■ Task details ■
Write out the material exactly. Do not include the pictures.
[BEGIN Record extracts]
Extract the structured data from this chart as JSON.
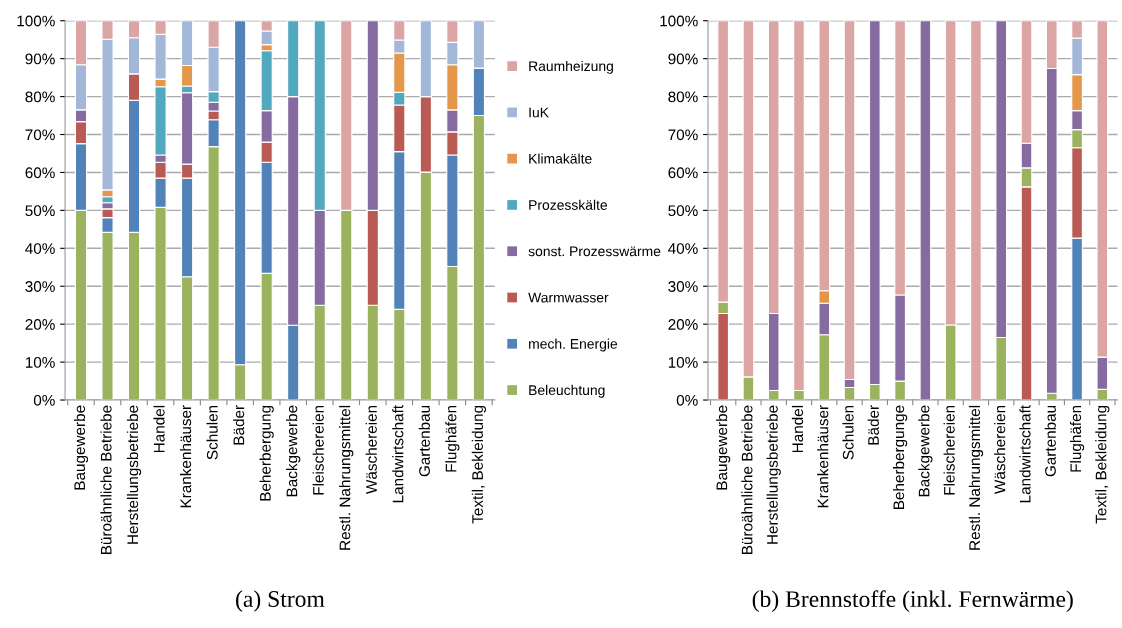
{
  "chart_data": [
    {
      "type": "bar",
      "stacked": true,
      "title": "(a) Strom",
      "legend": "right",
      "grid": "y",
      "ylim": [
        0,
        100
      ],
      "yticks": [
        {
          "value": 0,
          "label": "0%"
        },
        {
          "value": 10,
          "label": "10%"
        },
        {
          "value": 20,
          "label": "20%"
        },
        {
          "value": 30,
          "label": "30%"
        },
        {
          "value": 40,
          "label": "40%"
        },
        {
          "value": 50,
          "label": "50%"
        },
        {
          "value": 60,
          "label": "60%"
        },
        {
          "value": 70,
          "label": "70%"
        },
        {
          "value": 80,
          "label": "80%"
        },
        {
          "value": 90,
          "label": "90%"
        },
        {
          "value": 100,
          "label": "100%"
        }
      ],
      "categories": [
        "Baugewerbe",
        "Büroähnliche Betriebe",
        "Herstellungsbetriebe",
        "Handel",
        "Krankenhäuser",
        "Schulen",
        "Bäder",
        "Beherbergung",
        "Backgewerbe",
        "Fleischereien",
        "Restl. Nahrungsmittel",
        "Wäschereien",
        "Landwirtschaft",
        "Gartenbau",
        "Flughäfen",
        "Textil, Bekleidung"
      ],
      "series": [
        {
          "name": "Beleuchtung",
          "color": "#9bb25e",
          "values": [
            50,
            44.2,
            44.2,
            50.8,
            32.5,
            66.8,
            9.3,
            33.4,
            0,
            25,
            50,
            25,
            23.9,
            60.1,
            35.2,
            75
          ]
        },
        {
          "name": "mech. Energie",
          "color": "#5283b8",
          "values": [
            17.6,
            3.9,
            34.8,
            7.7,
            26,
            7.1,
            90.7,
            29.3,
            19.7,
            0,
            0,
            0,
            41.6,
            0,
            29.4,
            12.5
          ]
        },
        {
          "name": "Warmwasser",
          "color": "#b95a55",
          "values": [
            5.8,
            2.3,
            7,
            4.2,
            3.7,
            2.3,
            0,
            5.3,
            0,
            0,
            0,
            25,
            12.3,
            19.9,
            6.1,
            0
          ]
        },
        {
          "name": "sonst. Prozesswärme",
          "color": "#856b9f",
          "values": [
            3.1,
            1.6,
            0,
            1.9,
            18.8,
            2.3,
            0,
            8.3,
            60.3,
            25,
            0,
            50,
            0,
            0,
            5.8,
            0
          ]
        },
        {
          "name": "Prozesskälte",
          "color": "#52a8be",
          "values": [
            0,
            1.6,
            0,
            18,
            1.8,
            2.8,
            0,
            15.8,
            20,
            50,
            0,
            0,
            3.3,
            0,
            0,
            0
          ]
        },
        {
          "name": "Klimakälte",
          "color": "#e4974b",
          "values": [
            0,
            1.8,
            0,
            2,
            5.4,
            0,
            0,
            1.6,
            0,
            0,
            0,
            0,
            10.4,
            0,
            11.9,
            0
          ]
        },
        {
          "name": "IuK",
          "color": "#a3b8d9",
          "values": [
            11.9,
            39.7,
            9.5,
            11.8,
            11.8,
            11.7,
            0,
            3.6,
            0,
            0,
            0,
            0,
            3.4,
            20,
            5.9,
            12.5
          ]
        },
        {
          "name": "Raumheizung",
          "color": "#dba5a3",
          "values": [
            11.6,
            4.9,
            4.5,
            3.6,
            0,
            7,
            0,
            2.7,
            0,
            0,
            50,
            0,
            5.1,
            0,
            5.7,
            0
          ]
        }
      ]
    },
    {
      "type": "bar",
      "stacked": true,
      "title": "(b) Brennstoffe (inkl. Fernwärme)",
      "grid": "y",
      "ylim": [
        0,
        100
      ],
      "yticks": [
        {
          "value": 0,
          "label": "0%"
        },
        {
          "value": 10,
          "label": "10%"
        },
        {
          "value": 20,
          "label": "20%"
        },
        {
          "value": 30,
          "label": "30%"
        },
        {
          "value": 40,
          "label": "40%"
        },
        {
          "value": 50,
          "label": "50%"
        },
        {
          "value": 60,
          "label": "60%"
        },
        {
          "value": 70,
          "label": "70%"
        },
        {
          "value": 80,
          "label": "80%"
        },
        {
          "value": 90,
          "label": "90%"
        },
        {
          "value": 100,
          "label": "100%"
        }
      ],
      "categories": [
        "Baugewerbe",
        "Büroähnliche Betriebe",
        "Herstellungsbetriebe",
        "Handel",
        "Krankenhäuser",
        "Schulen",
        "Bäder",
        "Beherbergunge",
        "Backgewerbe",
        "Fleischereien",
        "Restl. Nahrungsmittel",
        "Wäschereien",
        "Landwirtschaft",
        "Gartenbau",
        "Flughäfen",
        "Textil, Bekleidung"
      ],
      "series": [
        {
          "color": "#b95a55",
          "values": [
            22.8,
            0,
            0,
            0,
            0,
            0,
            0,
            0,
            0,
            0,
            0,
            0,
            0,
            0,
            0,
            0
          ]
        },
        {
          "color": "#5283b8",
          "values": [
            0,
            0,
            0,
            0,
            0,
            0,
            0,
            0,
            0,
            0,
            0,
            0,
            0,
            0,
            42.7,
            0
          ]
        },
        {
          "color": "#b95a55",
          "values": [
            0,
            0,
            0,
            0,
            0,
            0,
            0,
            0,
            0,
            0,
            0,
            0,
            56.2,
            0,
            23.8,
            0
          ]
        },
        {
          "color": "#9bb25e",
          "values": [
            3,
            6.1,
            2.5,
            2.5,
            17.2,
            3.3,
            4.1,
            5,
            0,
            19.8,
            0,
            16.5,
            5,
            1.8,
            4.8,
            2.8
          ]
        },
        {
          "color": "#856b9f",
          "values": [
            0,
            0,
            20.3,
            0,
            8.3,
            2.1,
            95.9,
            22.7,
            100,
            0,
            0,
            83.5,
            6.5,
            85.6,
            5,
            8.5
          ]
        },
        {
          "color": "#e4974b",
          "values": [
            0,
            0,
            0,
            0,
            3.3,
            0,
            0,
            0,
            0,
            0,
            0,
            0,
            0,
            0,
            9.5,
            0
          ]
        },
        {
          "color": "#a3b8d9",
          "values": [
            0,
            0,
            0,
            0,
            0,
            0,
            0,
            0,
            0,
            0,
            0,
            0,
            0,
            0,
            9.6,
            0
          ]
        },
        {
          "color": "#dba5a3",
          "values": [
            74.2,
            93.9,
            77.2,
            97.5,
            71.2,
            94.6,
            0,
            72.3,
            0,
            80.2,
            100,
            0,
            32.3,
            12.6,
            4.6,
            88.7
          ]
        }
      ]
    }
  ]
}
[END Record extracts]
■ Exercise result ■
Extract the structured data from this chart as JSON.
{
  "chart_data": [
    {
      "type": "bar",
      "stacked": true,
      "title": "(a) Strom",
      "legend": "right",
      "grid": "y",
      "ylim": [
        0,
        100
      ],
      "yticks": [
        {
          "value": 0,
          "label": "0%"
        },
        {
          "value": 10,
          "label": "10%"
        },
        {
          "value": 20,
          "label": "20%"
        },
        {
          "value": 30,
          "label": "30%"
        },
        {
          "value": 40,
          "label": "40%"
        },
        {
          "value": 50,
          "label": "50%"
        },
        {
          "value": 60,
          "label": "60%"
        },
        {
          "value": 70,
          "label": "70%"
        },
        {
          "value": 80,
          "label": "80%"
        },
        {
          "value": 90,
          "label": "90%"
        },
        {
          "value": 100,
          "label": "100%"
        }
      ],
      "categories": [
        "Baugewerbe",
        "Büroähnliche Betriebe",
        "Herstellungsbetriebe",
        "Handel",
        "Krankenhäuser",
        "Schulen",
        "Bäder",
        "Beherbergung",
        "Backgewerbe",
        "Fleischereien",
        "Restl. Nahrungsmittel",
        "Wäschereien",
        "Landwirtschaft",
        "Gartenbau",
        "Flughäfen",
        "Textil, Bekleidung"
      ],
      "series": [
        {
          "name": "Beleuchtung",
          "color": "#9bb25e",
          "values": [
            50,
            44.2,
            44.2,
            50.8,
            32.5,
            66.8,
            9.3,
            33.4,
            0,
            25,
            50,
            25,
            23.9,
            60.1,
            35.2,
            75
          ]
        },
        {
          "name": "mech. Energie",
          "color": "#5283b8",
          "values": [
            17.6,
            3.9,
            34.8,
            7.7,
            26,
            7.1,
            90.7,
            29.3,
            19.7,
            0,
            0,
            0,
            41.6,
            0,
            29.4,
            12.5
          ]
        },
        {
          "name": "Warmwasser",
          "color": "#b95a55",
          "values": [
            5.8,
            2.3,
            7,
            4.2,
            3.7,
            2.3,
            0,
            5.3,
            0,
            0,
            0,
            25,
            12.3,
            19.9,
            6.1,
            0
          ]
        },
        {
          "name": "sonst. Prozesswärme",
          "color": "#856b9f",
          "values": [
            3.1,
            1.6,
            0,
            1.9,
            18.8,
            2.3,
            0,
            8.3,
            60.3,
            25,
            0,
            50,
            0,
            0,
            5.8,
            0
          ]
        },
        {
          "name": "Prozesskälte",
          "color": "#52a8be",
          "values": [
            0,
            1.6,
            0,
            18,
            1.8,
            2.8,
            0,
            15.8,
            20,
            50,
            0,
            0,
            3.3,
            0,
            0,
            0
          ]
        },
        {
          "name": "Klimakälte",
          "color": "#e4974b",
          "values": [
            0,
            1.8,
            0,
            2,
            5.4,
            0,
            0,
            1.6,
            0,
            0,
            0,
            0,
            10.4,
            0,
            11.9,
            0
          ]
        },
        {
          "name": "IuK",
          "color": "#a3b8d9",
          "values": [
            11.9,
            39.7,
            9.5,
            11.8,
            11.8,
            11.7,
            0,
            3.6,
            0,
            0,
            0,
            0,
            3.4,
            20,
            5.9,
            12.5
          ]
        },
        {
          "name": "Raumheizung",
          "color": "#dba5a3",
          "values": [
            11.6,
            4.9,
            4.5,
            3.6,
            0,
            7,
            0,
            2.7,
            0,
            0,
            50,
            0,
            5.1,
            0,
            5.7,
            0
          ]
        }
      ]
    },
    {
      "type": "bar",
      "stacked": true,
      "title": "(b) Brennstoffe (inkl. Fernwärme)",
      "grid": "y",
      "ylim": [
        0,
        100
      ],
      "yticks": [
        {
          "value": 0,
          "label": "0%"
        },
        {
          "value": 10,
          "label": "10%"
        },
        {
          "value": 20,
          "label": "20%"
        },
        {
          "value": 30,
          "label": "30%"
        },
        {
          "value": 40,
          "label": "40%"
        },
        {
          "value": 50,
          "label": "50%"
        },
        {
          "value": 60,
          "label": "60%"
        },
        {
          "value": 70,
          "label": "70%"
        },
        {
          "value": 80,
          "label": "80%"
        },
        {
          "value": 90,
          "label": "90%"
        },
        {
          "value": 100,
          "label": "100%"
        }
      ],
      "categories": [
        "Baugewerbe",
        "Büroähnliche Betriebe",
        "Herstellungsbetriebe",
        "Handel",
        "Krankenhäuser",
        "Schulen",
        "Bäder",
        "Beherbergunge",
        "Backgewerbe",
        "Fleischereien",
        "Restl. Nahrungsmittel",
        "Wäschereien",
        "Landwirtschaft",
        "Gartenbau",
        "Flughäfen",
        "Textil, Bekleidung"
      ],
      "series": [
        {
          "color": "#b95a55",
          "values": [
            22.8,
            0,
            0,
            0,
            0,
            0,
            0,
            0,
            0,
            0,
            0,
            0,
            0,
            0,
            0,
            0
          ]
        },
        {
          "color": "#5283b8",
          "values": [
            0,
            0,
            0,
            0,
            0,
            0,
            0,
            0,
            0,
            0,
            0,
            0,
            0,
            0,
            42.7,
            0
          ]
        },
        {
          "color": "#b95a55",
          "values": [
            0,
            0,
            0,
            0,
            0,
            0,
            0,
            0,
            0,
            0,
            0,
            0,
            56.2,
            0,
            23.8,
            0
          ]
        },
        {
          "color": "#9bb25e",
          "values": [
            3,
            6.1,
            2.5,
            2.5,
            17.2,
            3.3,
            4.1,
            5,
            0,
            19.8,
            0,
            16.5,
            5,
            1.8,
            4.8,
            2.8
          ]
        },
        {
          "color": "#856b9f",
          "values": [
            0,
            0,
            20.3,
            0,
            8.3,
            2.1,
            95.9,
            22.7,
            100,
            0,
            0,
            83.5,
            6.5,
            85.6,
            5,
            8.5
          ]
        },
        {
          "color": "#e4974b",
          "values": [
            0,
            0,
            0,
            0,
            3.3,
            0,
            0,
            0,
            0,
            0,
            0,
            0,
            0,
            0,
            9.5,
            0
          ]
        },
        {
          "color": "#a3b8d9",
          "values": [
            0,
            0,
            0,
            0,
            0,
            0,
            0,
            0,
            0,
            0,
            0,
            0,
            0,
            0,
            9.6,
            0
          ]
        },
        {
          "color": "#dba5a3",
          "values": [
            74.2,
            93.9,
            77.2,
            97.5,
            71.2,
            94.6,
            0,
            72.3,
            0,
            80.2,
            100,
            0,
            32.3,
            12.6,
            4.6,
            88.7
          ]
        }
      ]
    }
  ]
}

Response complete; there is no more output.